# Goal of the exercise
Return the records that follow unaltered. Omit every picture.

Saved data entries
==============================
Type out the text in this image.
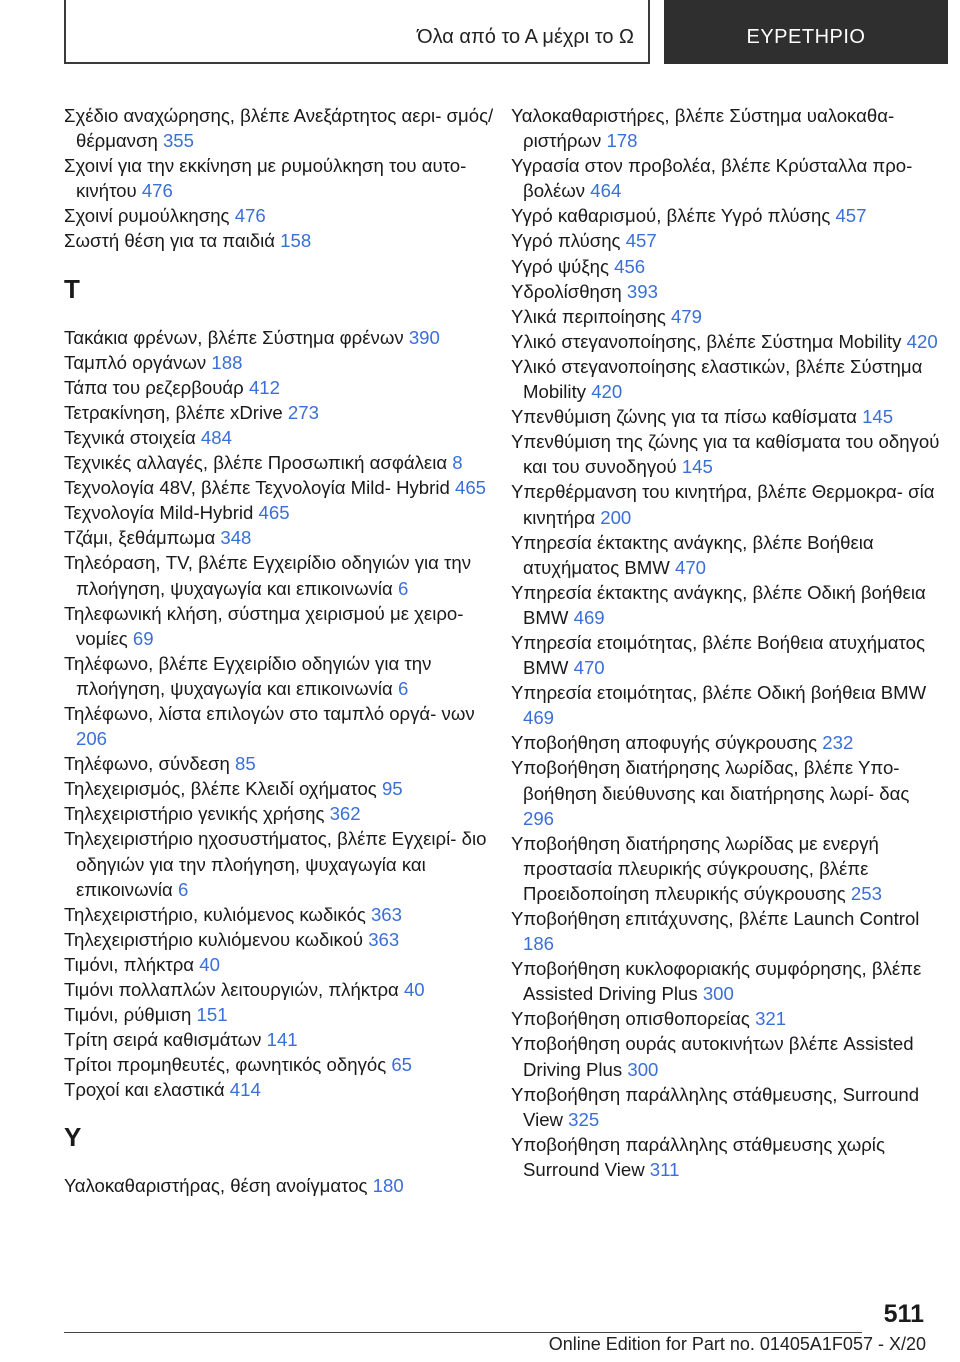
Όλα από το Α μέχρι το Ω	ΕΥΡΕΤΗΡΙΟ
Σχέδιο αναχώρησης, βλέπε Ανεξάρτητος αερι- σμός/θέρμανση 355
Σχοινί για την εκκίνηση με ρυμούλκηση του αυτο- κινήτου 476
Σχοινί ρυμούλκησης 476
Σωστή θέση για τα παιδιά 158
Τ
Τακάκια φρένων, βλέπε Σύστημα φρένων 390
Ταμπλό οργάνων 188
Τάπα του ρεζερβουάρ 412
Τετρακίνηση, βλέπε xDrive 273
Τεχνικά στοιχεία 484
Τεχνικές αλλαγές, βλέπε Προσωπική ασφάλεια 8
Τεχνολογία 48V, βλέπε Τεχνολογία Mild- Hybrid 465
Τεχνολογία Mild-Hybrid 465
Τζάμι, ξεθάμπωμα 348
Τηλεόραση, TV, βλέπε Εγχειρίδιο οδηγιών για την πλοήγηση, ψυχαγωγία και επικοινωνία 6
Τηλεφωνική κλήση, σύστημα χειρισμού με χειρο- νομίες 69
Τηλέφωνο, βλέπε Εγχειρίδιο οδηγιών για την πλοήγηση, ψυχαγωγία και επικοινωνία 6
Τηλέφωνο, λίστα επιλογών στο ταμπλό οργά- νων 206
Τηλέφωνο, σύνδεση 85
Τηλεχειρισμός, βλέπε Κλειδί οχήματος 95
Τηλεχειριστήριο γενικής χρήσης 362
Τηλεχειριστήριο ηχοσυστήματος, βλέπε Εγχειρί- διο οδηγιών για την πλοήγηση, ψυχαγωγία και επικοινωνία 6
Τηλεχειριστήριο, κυλιόμενος κωδικός 363
Τηλεχειριστήριο κυλιόμενου κωδικού 363
Τιμόνι, πλήκτρα 40
Τιμόνι πολλαπλών λειτουργιών, πλήκτρα 40
Τιμόνι, ρύθμιση 151
Τρίτη σειρά καθισμάτων 141
Τρίτοι προμηθευτές, φωνητικός οδηγός 65
Τροχοί και ελαστικά 414
Υ
Υαλοκαθαριστήρας, θέση ανοίγματος 180
Υαλοκαθαριστήρες, βλέπε Σύστημα υαλοκαθα- ριστήρων 178
Υγρασία στον προβολέα, βλέπε Κρύσταλλα προ- βολέων 464
Υγρό καθαρισμού, βλέπε Υγρό πλύσης 457
Υγρό πλύσης 457
Υγρό ψύξης 456
Υδρολίσθηση 393
Υλικά περιποίησης 479
Υλικό στεγανοποίησης, βλέπε Σύστημα Mobility 420
Υλικό στεγανοποίησης ελαστικών, βλέπε Σύστημα Mobility 420
Υπενθύμιση ζώνης για τα πίσω καθίσματα 145
Υπενθύμιση της ζώνης για τα καθίσματα του οδηγού και του συνοδηγού 145
Υπερθέρμανση του κινητήρα, βλέπε Θερμοκρα- σία κινητήρα 200
Υπηρεσία έκτακτης ανάγκης, βλέπε Βοήθεια ατυχήματος BMW 470
Υπηρεσία έκτακτης ανάγκης, βλέπε Οδική βοήθεια BMW 469
Υπηρεσία ετοιμότητας, βλέπε Βοήθεια ατυχήματος BMW 470
Υπηρεσία ετοιμότητας, βλέπε Οδική βοήθεια BMW 469
Υποβοήθηση αποφυγής σύγκρουσης 232
Υποβοήθηση διατήρησης λωρίδας, βλέπε Υπο- βοήθηση διεύθυνσης και διατήρησης λωρί- δας 296
Υποβοήθηση διατήρησης λωρίδας με ενεργή προστασία πλευρικής σύγκρουσης, βλέπε Προειδοποίηση πλευρικής σύγκρουσης 253
Υποβοήθηση επιτάχυνσης, βλέπε Launch Control 186
Υποβοήθηση κυκλοφοριακής συμφόρησης, βλέπε Assisted Driving Plus 300
Υποβοήθηση οπισθοπορείας 321
Υποβοήθηση ουράς αυτοκινήτων βλέπε Assisted Driving Plus 300
Υποβοήθηση παράλληλης στάθμευσης, Surround View 325
Υποβοήθηση παράλληλης στάθμευσης χωρίς Surround View 311
511
Online Edition for Part no. 01405A1F057 - X/20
==============================
# Solution
Type out the text in this image.
Όλα από το Α μέχρι το Ω	ΕΥΡΕΤΗΡΙΟ
Σχέδιο αναχώρησης, βλέπε Ανεξάρτητος αερι- σμός/θέρμανση 355
Σχοινί για την εκκίνηση με ρυμούλκηση του αυτο- κινήτου 476
Σχοινί ρυμούλκησης 476
Σωστή θέση για τα παιδιά 158
Τ
Τακάκια φρένων, βλέπε Σύστημα φρένων 390
Ταμπλό οργάνων 188
Τάπα του ρεζερβουάρ 412
Τετρακίνηση, βλέπε xDrive 273
Τεχνικά στοιχεία 484
Τεχνικές αλλαγές, βλέπε Προσωπική ασφάλεια 8
Τεχνολογία 48V, βλέπε Τεχνολογία Mild- Hybrid 465
Τεχνολογία Mild-Hybrid 465
Τζάμι, ξεθάμπωμα 348
Τηλεόραση, TV, βλέπε Εγχειρίδιο οδηγιών για την πλοήγηση, ψυχαγωγία και επικοινωνία 6
Τηλεφωνική κλήση, σύστημα χειρισμού με χειρο- νομίες 69
Τηλέφωνο, βλέπε Εγχειρίδιο οδηγιών για την πλοήγηση, ψυχαγωγία και επικοινωνία 6
Τηλέφωνο, λίστα επιλογών στο ταμπλό οργά- νων 206
Τηλέφωνο, σύνδεση 85
Τηλεχειρισμός, βλέπε Κλειδί οχήματος 95
Τηλεχειριστήριο γενικής χρήσης 362
Τηλεχειριστήριο ηχοσυστήματος, βλέπε Εγχειρί- διο οδηγιών για την πλοήγηση, ψυχαγωγία και επικοινωνία 6
Τηλεχειριστήριο, κυλιόμενος κωδικός 363
Τηλεχειριστήριο κυλιόμενου κωδικού 363
Τιμόνι, πλήκτρα 40
Τιμόνι πολλαπλών λειτουργιών, πλήκτρα 40
Τιμόνι, ρύθμιση 151
Τρίτη σειρά καθισμάτων 141
Τρίτοι προμηθευτές, φωνητικός οδηγός 65
Τροχοί και ελαστικά 414
Υ
Υαλοκαθαριστήρας, θέση ανοίγματος 180
Υαλοκαθαριστήρες, βλέπε Σύστημα υαλοκαθα- ριστήρων 178
Υγρασία στον προβολέα, βλέπε Κρύσταλλα προ- βολέων 464
Υγρό καθαρισμού, βλέπε Υγρό πλύσης 457
Υγρό πλύσης 457
Υγρό ψύξης 456
Υδρολίσθηση 393
Υλικά περιποίησης 479
Υλικό στεγανοποίησης, βλέπε Σύστημα Mobility 420
Υλικό στεγανοποίησης ελαστικών, βλέπε Σύστημα Mobility 420
Υπενθύμιση ζώνης για τα πίσω καθίσματα 145
Υπενθύμιση της ζώνης για τα καθίσματα του οδηγού και του συνοδηγού 145
Υπερθέρμανση του κινητήρα, βλέπε Θερμοκρα- σία κινητήρα 200
Υπηρεσία έκτακτης ανάγκης, βλέπε Βοήθεια ατυχήματος BMW 470
Υπηρεσία έκτακτης ανάγκης, βλέπε Οδική βοήθεια BMW 469
Υπηρεσία ετοιμότητας, βλέπε Βοήθεια ατυχήματος BMW 470
Υπηρεσία ετοιμότητας, βλέπε Οδική βοήθεια BMW 469
Υποβοήθηση αποφυγής σύγκρουσης 232
Υποβοήθηση διατήρησης λωρίδας, βλέπε Υπο- βοήθηση διεύθυνσης και διατήρησης λωρί- δας 296
Υποβοήθηση διατήρησης λωρίδας με ενεργή προστασία πλευρικής σύγκρουσης, βλέπε Προειδοποίηση πλευρικής σύγκρουσης 253
Υποβοήθηση επιτάχυνσης, βλέπε Launch Control 186
Υποβοήθηση κυκλοφοριακής συμφόρησης, βλέπε Assisted Driving Plus 300
Υποβοήθηση οπισθοπορείας 321
Υποβοήθηση ουράς αυτοκινήτων βλέπε Assisted Driving Plus 300
Υποβοήθηση παράλληλης στάθμευσης, Surround View 325
Υποβοήθηση παράλληλης στάθμευσης χωρίς Surround View 311
511
Online Edition for Part no. 01405A1F057 - X/20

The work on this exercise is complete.